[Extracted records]
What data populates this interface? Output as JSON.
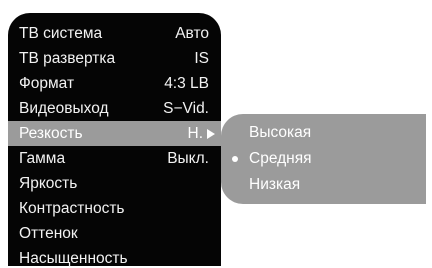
{
  "menu": {
    "items": [
      {
        "label": "ТВ система",
        "value": "Авто"
      },
      {
        "label": "ТВ развертка",
        "value": "IS"
      },
      {
        "label": "Формат",
        "value": "4:3 LB"
      },
      {
        "label": "Видеовыход",
        "value": "S−Vid."
      },
      {
        "label": "Резкость",
        "value": "H."
      },
      {
        "label": "Гамма",
        "value": "Выкл."
      },
      {
        "label": "Яркость",
        "value": ""
      },
      {
        "label": "Контрастность",
        "value": ""
      },
      {
        "label": "Оттенок",
        "value": ""
      },
      {
        "label": "Насыщенность",
        "value": ""
      }
    ],
    "selected_index": 4
  },
  "submenu": {
    "items": [
      {
        "label": "Высокая"
      },
      {
        "label": "Средняя"
      },
      {
        "label": "Низкая"
      }
    ],
    "active_index": 1
  },
  "colors": {
    "menu_background": "#050505",
    "highlight": "#9b9b9b",
    "text": "#f2f2f2"
  },
  "icons": {
    "submenu_arrow": "triangle-right-icon",
    "active_marker": "bullet-dot-icon"
  }
}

-- Problem --
Working from the material above, state how many lines contain "value"; give only the number.

-- Output of the exercise --
10